Written instruction: Return nothing but the lines from the line containing "OCR this image." through the last line of the records, reproduced exactly.

Data excerpts:
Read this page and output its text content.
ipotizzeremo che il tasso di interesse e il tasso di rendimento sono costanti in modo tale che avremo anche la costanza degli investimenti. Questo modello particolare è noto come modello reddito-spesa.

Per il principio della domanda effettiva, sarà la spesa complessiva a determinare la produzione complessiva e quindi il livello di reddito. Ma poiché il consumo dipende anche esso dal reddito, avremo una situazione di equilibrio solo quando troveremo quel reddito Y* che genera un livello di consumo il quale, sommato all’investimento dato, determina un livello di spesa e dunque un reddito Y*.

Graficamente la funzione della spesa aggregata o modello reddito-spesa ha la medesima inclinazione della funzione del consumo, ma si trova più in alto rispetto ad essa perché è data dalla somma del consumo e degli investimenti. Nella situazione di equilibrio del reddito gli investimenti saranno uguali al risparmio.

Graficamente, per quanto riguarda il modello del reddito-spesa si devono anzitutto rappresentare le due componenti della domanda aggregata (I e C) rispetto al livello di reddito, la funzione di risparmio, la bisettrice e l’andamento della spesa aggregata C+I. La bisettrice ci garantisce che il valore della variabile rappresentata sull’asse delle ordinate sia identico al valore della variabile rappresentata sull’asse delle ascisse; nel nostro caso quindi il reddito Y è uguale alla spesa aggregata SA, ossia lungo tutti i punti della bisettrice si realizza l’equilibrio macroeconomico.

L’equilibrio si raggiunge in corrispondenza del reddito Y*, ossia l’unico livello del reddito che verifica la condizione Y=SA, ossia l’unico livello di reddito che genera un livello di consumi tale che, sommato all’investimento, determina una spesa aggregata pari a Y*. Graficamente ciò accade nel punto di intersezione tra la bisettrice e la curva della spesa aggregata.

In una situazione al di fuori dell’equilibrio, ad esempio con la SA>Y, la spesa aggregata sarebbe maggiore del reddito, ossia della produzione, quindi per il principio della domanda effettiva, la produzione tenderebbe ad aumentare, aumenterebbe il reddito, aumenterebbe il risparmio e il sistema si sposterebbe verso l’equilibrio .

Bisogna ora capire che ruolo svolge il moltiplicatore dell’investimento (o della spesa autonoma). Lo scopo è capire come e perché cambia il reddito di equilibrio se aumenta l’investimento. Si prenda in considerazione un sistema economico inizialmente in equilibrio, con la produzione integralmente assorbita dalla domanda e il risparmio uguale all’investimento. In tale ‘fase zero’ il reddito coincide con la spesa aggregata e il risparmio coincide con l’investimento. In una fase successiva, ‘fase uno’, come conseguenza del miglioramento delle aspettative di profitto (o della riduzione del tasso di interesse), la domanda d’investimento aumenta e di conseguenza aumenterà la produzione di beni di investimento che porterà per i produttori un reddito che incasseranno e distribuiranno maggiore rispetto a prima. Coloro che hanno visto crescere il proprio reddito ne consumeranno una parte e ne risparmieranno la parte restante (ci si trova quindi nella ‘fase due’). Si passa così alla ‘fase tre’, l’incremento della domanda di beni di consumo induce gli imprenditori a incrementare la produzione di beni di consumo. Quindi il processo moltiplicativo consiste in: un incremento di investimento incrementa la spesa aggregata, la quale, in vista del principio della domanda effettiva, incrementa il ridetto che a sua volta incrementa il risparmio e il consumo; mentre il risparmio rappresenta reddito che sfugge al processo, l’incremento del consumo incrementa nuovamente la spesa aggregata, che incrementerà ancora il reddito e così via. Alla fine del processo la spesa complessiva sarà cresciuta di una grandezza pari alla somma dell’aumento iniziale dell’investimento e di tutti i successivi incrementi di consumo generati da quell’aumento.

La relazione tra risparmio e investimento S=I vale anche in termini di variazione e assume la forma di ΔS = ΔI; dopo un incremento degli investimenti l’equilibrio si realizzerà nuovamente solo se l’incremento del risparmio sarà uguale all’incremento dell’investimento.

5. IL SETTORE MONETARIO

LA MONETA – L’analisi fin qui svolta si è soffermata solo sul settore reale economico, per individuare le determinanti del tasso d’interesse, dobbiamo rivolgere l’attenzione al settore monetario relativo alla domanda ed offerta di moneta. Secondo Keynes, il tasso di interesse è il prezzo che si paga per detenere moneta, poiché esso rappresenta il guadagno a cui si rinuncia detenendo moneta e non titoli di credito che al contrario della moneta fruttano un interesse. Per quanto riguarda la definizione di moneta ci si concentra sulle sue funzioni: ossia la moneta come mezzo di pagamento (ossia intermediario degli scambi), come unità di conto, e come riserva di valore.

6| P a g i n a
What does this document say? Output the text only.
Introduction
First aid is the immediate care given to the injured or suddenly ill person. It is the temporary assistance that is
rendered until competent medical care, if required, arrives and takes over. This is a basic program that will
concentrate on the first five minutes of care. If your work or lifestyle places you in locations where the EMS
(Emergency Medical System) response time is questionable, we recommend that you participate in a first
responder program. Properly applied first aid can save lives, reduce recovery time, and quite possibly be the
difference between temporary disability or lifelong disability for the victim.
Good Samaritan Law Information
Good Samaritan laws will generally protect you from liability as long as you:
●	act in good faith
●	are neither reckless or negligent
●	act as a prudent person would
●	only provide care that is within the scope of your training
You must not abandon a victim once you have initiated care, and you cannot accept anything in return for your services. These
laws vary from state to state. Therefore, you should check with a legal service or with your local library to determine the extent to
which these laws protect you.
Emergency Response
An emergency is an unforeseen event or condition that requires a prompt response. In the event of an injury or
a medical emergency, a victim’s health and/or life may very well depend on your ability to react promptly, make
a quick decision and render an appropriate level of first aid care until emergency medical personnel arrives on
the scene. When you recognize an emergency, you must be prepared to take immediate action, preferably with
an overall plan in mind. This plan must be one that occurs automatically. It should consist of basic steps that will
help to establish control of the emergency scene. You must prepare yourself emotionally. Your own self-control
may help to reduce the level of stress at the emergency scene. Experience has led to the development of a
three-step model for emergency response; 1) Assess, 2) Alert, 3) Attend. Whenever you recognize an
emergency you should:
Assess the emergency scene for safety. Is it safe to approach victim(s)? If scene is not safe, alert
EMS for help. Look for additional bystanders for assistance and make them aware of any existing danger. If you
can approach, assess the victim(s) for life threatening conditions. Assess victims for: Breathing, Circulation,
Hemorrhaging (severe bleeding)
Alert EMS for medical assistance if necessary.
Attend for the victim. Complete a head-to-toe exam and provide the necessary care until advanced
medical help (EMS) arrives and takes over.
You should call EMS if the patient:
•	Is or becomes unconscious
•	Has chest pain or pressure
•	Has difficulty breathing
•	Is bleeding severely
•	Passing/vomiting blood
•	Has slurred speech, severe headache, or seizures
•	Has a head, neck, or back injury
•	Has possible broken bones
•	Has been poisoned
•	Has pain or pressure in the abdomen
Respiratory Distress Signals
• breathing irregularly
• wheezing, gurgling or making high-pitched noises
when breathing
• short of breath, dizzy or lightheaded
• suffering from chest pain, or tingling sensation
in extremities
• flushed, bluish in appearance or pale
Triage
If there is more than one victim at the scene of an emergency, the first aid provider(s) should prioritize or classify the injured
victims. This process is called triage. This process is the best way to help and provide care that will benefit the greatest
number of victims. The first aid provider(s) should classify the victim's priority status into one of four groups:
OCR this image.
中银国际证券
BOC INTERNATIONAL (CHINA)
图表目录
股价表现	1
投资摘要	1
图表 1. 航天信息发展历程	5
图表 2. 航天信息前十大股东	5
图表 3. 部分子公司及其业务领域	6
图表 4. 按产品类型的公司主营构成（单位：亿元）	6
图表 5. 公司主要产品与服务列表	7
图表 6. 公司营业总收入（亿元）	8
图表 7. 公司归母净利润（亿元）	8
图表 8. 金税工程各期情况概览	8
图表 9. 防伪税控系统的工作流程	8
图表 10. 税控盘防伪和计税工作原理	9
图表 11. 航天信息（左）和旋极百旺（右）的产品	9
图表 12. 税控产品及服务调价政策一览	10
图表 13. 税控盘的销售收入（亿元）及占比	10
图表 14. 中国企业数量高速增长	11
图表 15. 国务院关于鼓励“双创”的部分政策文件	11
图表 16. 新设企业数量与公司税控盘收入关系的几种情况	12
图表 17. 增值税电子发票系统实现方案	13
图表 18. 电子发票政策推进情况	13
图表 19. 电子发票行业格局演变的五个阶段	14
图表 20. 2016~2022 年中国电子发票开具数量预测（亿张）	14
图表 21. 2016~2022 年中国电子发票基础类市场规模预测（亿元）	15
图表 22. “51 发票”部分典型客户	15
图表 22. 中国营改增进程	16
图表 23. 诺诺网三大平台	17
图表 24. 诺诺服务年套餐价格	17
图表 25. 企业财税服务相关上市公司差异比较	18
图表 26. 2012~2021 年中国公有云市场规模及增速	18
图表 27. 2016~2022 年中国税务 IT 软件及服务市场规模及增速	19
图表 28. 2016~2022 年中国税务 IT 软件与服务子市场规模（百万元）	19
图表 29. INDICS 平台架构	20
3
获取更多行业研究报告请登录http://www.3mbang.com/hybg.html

Exercise solution:
OCR this image.
中银国际证券
BOC INTERNATIONAL (CHINA)
图表目录
股价表现	1
投资摘要	1
图表 1. 航天信息发展历程	5
图表 2. 航天信息前十大股东	5
图表 3. 部分子公司及其业务领域	6
图表 4. 按产品类型的公司主营构成（单位：亿元）	6
图表 5. 公司主要产品与服务列表	7
图表 6. 公司营业总收入（亿元）	8
图表 7. 公司归母净利润（亿元）	8
图表 8. 金税工程各期情况概览	8
图表 9. 防伪税控系统的工作流程	8
图表 10. 税控盘防伪和计税工作原理	9
图表 11. 航天信息（左）和旋极百旺（右）的产品	9
图表 12. 税控产品及服务调价政策一览	10
图表 13. 税控盘的销售收入（亿元）及占比	10
图表 14. 中国企业数量高速增长	11
图表 15. 国务院关于鼓励“双创”的部分政策文件	11
图表 16. 新设企业数量与公司税控盘收入关系的几种情况	12
图表 17. 增值税电子发票系统实现方案	13
图表 18. 电子发票政策推进情况	13
图表 19. 电子发票行业格局演变的五个阶段	14
图表 20. 2016~2022 年中国电子发票开具数量预测（亿张）	14
图表 21. 2016~2022 年中国电子发票基础类市场规模预测（亿元）	15
图表 22. “51 发票”部分典型客户	15
图表 22. 中国营改增进程	16
图表 23. 诺诺网三大平台	17
图表 24. 诺诺服务年套餐价格	17
图表 25. 企业财税服务相关上市公司差异比较	18
图表 26. 2012~2021 年中国公有云市场规模及增速	18
图表 27. 2016~2022 年中国税务 IT 软件及服务市场规模及增速	19
图表 28. 2016~2022 年中国税务 IT 软件与服务子市场规模（百万元）	19
图表 29. INDICS 平台架构	20
3
获取更多行业研究报告请登录http://www.3mbang.com/hybg.html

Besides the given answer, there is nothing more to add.